What to produce ▸
Turn these lines into a numbered list, skipping any blank ones.

Material supplied ▸
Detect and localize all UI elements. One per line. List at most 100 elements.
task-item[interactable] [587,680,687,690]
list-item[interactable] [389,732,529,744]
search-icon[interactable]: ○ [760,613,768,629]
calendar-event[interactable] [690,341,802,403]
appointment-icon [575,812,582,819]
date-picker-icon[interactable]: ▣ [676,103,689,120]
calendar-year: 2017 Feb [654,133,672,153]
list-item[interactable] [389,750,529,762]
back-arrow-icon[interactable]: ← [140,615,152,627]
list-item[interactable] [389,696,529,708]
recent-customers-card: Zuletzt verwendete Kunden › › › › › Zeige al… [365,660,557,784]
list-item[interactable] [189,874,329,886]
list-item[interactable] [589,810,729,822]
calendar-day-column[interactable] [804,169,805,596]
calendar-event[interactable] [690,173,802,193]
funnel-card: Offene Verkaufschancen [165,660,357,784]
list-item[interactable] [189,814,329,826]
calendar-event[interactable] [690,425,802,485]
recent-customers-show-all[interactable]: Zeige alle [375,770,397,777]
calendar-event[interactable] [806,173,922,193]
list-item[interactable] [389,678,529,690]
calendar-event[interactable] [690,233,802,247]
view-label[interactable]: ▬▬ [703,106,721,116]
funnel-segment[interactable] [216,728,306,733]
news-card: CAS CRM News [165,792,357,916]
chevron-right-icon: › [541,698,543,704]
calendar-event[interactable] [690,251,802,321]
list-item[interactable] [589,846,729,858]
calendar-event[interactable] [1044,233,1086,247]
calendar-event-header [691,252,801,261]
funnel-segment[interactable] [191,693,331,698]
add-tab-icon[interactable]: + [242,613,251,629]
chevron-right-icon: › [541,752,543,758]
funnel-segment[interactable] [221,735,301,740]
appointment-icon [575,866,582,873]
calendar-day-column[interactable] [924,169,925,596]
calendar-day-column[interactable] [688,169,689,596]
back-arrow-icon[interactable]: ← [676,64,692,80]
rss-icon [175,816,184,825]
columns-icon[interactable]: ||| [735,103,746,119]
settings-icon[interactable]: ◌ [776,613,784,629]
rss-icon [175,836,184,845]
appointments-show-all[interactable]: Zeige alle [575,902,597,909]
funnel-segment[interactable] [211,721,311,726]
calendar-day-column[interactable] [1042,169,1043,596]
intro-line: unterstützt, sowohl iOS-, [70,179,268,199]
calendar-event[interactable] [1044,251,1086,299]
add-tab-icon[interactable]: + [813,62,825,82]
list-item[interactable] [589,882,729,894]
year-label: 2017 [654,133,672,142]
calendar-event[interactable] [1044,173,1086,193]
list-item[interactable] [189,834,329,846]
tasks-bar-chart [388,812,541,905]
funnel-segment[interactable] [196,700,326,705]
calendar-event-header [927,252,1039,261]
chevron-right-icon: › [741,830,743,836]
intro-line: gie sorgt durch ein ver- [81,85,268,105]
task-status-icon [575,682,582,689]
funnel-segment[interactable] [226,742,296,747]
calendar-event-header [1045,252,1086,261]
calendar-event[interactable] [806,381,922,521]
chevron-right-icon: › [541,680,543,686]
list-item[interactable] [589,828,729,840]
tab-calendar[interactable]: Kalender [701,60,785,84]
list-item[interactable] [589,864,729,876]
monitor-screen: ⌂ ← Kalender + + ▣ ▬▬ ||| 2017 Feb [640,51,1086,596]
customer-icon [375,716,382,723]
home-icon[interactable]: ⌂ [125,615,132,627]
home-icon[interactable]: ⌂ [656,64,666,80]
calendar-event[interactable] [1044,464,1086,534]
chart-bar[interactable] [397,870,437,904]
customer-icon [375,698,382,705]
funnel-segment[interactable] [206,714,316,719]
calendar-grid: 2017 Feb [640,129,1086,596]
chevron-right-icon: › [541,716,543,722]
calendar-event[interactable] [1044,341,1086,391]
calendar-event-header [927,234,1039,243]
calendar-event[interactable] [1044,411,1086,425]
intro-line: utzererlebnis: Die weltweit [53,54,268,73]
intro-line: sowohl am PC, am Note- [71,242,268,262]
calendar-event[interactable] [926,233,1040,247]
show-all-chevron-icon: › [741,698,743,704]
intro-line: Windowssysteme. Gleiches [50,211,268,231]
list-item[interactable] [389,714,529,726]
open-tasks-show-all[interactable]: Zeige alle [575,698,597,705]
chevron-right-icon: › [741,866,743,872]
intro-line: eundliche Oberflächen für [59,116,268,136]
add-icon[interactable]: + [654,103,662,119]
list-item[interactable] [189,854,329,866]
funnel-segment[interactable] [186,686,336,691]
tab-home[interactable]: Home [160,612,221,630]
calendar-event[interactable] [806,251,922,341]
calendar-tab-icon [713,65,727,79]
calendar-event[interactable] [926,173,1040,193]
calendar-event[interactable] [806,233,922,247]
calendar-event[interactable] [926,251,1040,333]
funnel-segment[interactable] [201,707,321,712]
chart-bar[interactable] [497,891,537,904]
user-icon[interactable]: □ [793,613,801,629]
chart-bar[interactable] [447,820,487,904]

Exercise solution ▸
1. Detect and localize all UI elements. One per line. List at most 100 elements.
2. task-item[interactable] [587,680,687,690]
3. list-item[interactable] [389,732,529,744]
4. search-icon[interactable]: ○ [760,613,768,629]
5. calendar-event[interactable] [690,341,802,403]
6. appointment-icon [575,812,582,819]
7. date-picker-icon[interactable]: ▣ [676,103,689,120]
8. calendar-year: 2017 Feb [654,133,672,153]
9. list-item[interactable] [389,750,529,762]
10. back-arrow-icon[interactable]: ← [140,615,152,627]
11. list-item[interactable] [389,696,529,708]
12. recent-customers-card: Zuletzt verwendete Kunden › › › › › Zeige al… [365,660,557,784]
13. list-item[interactable] [189,874,329,886]
14. list-item[interactable] [589,810,729,822]
15. calendar-day-column[interactable] [804,169,805,596]
16. calendar-event[interactable] [690,173,802,193]
17. funnel-card: Offene Verkaufschancen [165,660,357,784]
18. list-item[interactable] [189,814,329,826]
19. calendar-event[interactable] [690,425,802,485]
20. recent-customers-show-all[interactable]: Zeige alle [375,770,397,777]
21. calendar-event[interactable] [806,173,922,193]
22. list-item[interactable] [389,678,529,690]
23. calendar-event[interactable] [690,233,802,247]
24. view-label[interactable]: ▬▬ [703,106,721,116]
25. funnel-segment[interactable] [216,728,306,733]
26. news-card: CAS CRM News [165,792,357,916]
27. chevron-right-icon: › [541,698,543,704]
28. calendar-event[interactable] [690,251,802,321]
29. list-item[interactable] [589,846,729,858]
30. calendar-event[interactable] [1044,233,1086,247]
31. calendar-event-header [691,252,801,261]
32. funnel-segment[interactable] [191,693,331,698]
33. add-tab-icon[interactable]: + [242,613,251,629]
34. chevron-right-icon: › [541,752,543,758]
35. funnel-segment[interactable] [221,735,301,740]
36. appointment-icon [575,866,582,873]
37. calendar-day-column[interactable] [924,169,925,596]
38. calendar-day-column[interactable] [688,169,689,596]
39. back-arrow-icon[interactable]: ← [676,64,692,80]
40. rss-icon [175,816,184,825]
41. columns-icon[interactable]: ||| [735,103,746,119]
42. settings-icon[interactable]: ◌ [776,613,784,629]
43. rss-icon [175,836,184,845]
44. appointments-show-all[interactable]: Zeige alle [575,902,597,909]
45. funnel-segment[interactable] [211,721,311,726]
46. calendar-day-column[interactable] [1042,169,1043,596]
47. intro-line: unterstützt, sowohl iOS-, [70,179,268,199]
48. calendar-event[interactable] [1044,251,1086,299]
49. add-tab-icon[interactable]: + [813,62,825,82]
50. list-item[interactable] [589,882,729,894]
51. year-label: 2017 [654,133,672,142]
52. calendar-event[interactable] [1044,173,1086,193]
53. list-item[interactable] [189,834,329,846]
54. tasks-bar-chart [388,812,541,905]
55. funnel-segment[interactable] [196,700,326,705]
56. calendar-event-header [927,252,1039,261]
57. chevron-right-icon: › [741,830,743,836]
58. intro-line: gie sorgt durch ein ver- [81,85,268,105]
59. task-status-icon [575,682,582,689]
60. funnel-segment[interactable] [226,742,296,747]
61. calendar-event-header [1045,252,1086,261]
62. calendar-event[interactable] [806,381,922,521]
63. chevron-right-icon: › [541,680,543,686]
64. list-item[interactable] [589,828,729,840]
65. tab-calendar[interactable]: Kalender [701,60,785,84]
66. list-item[interactable] [589,864,729,876]
67. monitor-screen: ⌂ ← Kalender + + ▣ ▬▬ ||| 2017 Feb [640,51,1086,596]
68. customer-icon [375,716,382,723]
69. home-icon[interactable]: ⌂ [125,615,132,627]
70. home-icon[interactable]: ⌂ [656,64,666,80]
71. calendar-event[interactable] [1044,464,1086,534]
72. chart-bar[interactable] [397,870,437,904]
73. customer-icon [375,698,382,705]
74. funnel-segment[interactable] [206,714,316,719]
75. calendar-grid: 2017 Feb [640,129,1086,596]
76. chevron-right-icon: › [541,716,543,722]
77. calendar-event[interactable] [1044,341,1086,391]
78. calendar-event-header [927,234,1039,243]
79. calendar-event[interactable] [1044,411,1086,425]
80. intro-line: utzererlebnis: Die weltweit [53,54,268,73]
81. intro-line: sowohl am PC, am Note- [71,242,268,262]
82. calendar-event[interactable] [926,233,1040,247]
83. show-all-chevron-icon: › [741,698,743,704]
84. intro-line: Windowssysteme. Gleiches [50,211,268,231]
85. list-item[interactable] [389,714,529,726]
86. open-tasks-show-all[interactable]: Zeige alle [575,698,597,705]
87. chevron-right-icon: › [741,866,743,872]
88. intro-line: eundliche Oberflächen für [59,116,268,136]
89. add-icon[interactable]: + [654,103,662,119]
90. list-item[interactable] [189,854,329,866]
91. funnel-segment[interactable] [186,686,336,691]
92. tab-home[interactable]: Home [160,612,221,630]
93. calendar-event[interactable] [806,251,922,341]
94. calendar-tab-icon [713,65,727,79]
95. calendar-event[interactable] [926,173,1040,193]
96. calendar-event[interactable] [806,233,922,247]
97. calendar-event[interactable] [926,251,1040,333]
98. funnel-segment[interactable] [201,707,321,712]
99. chart-bar[interactable] [497,891,537,904]
100. user-icon[interactable]: □ [793,613,801,629]
101. chart-bar[interactable] [447,820,487,904]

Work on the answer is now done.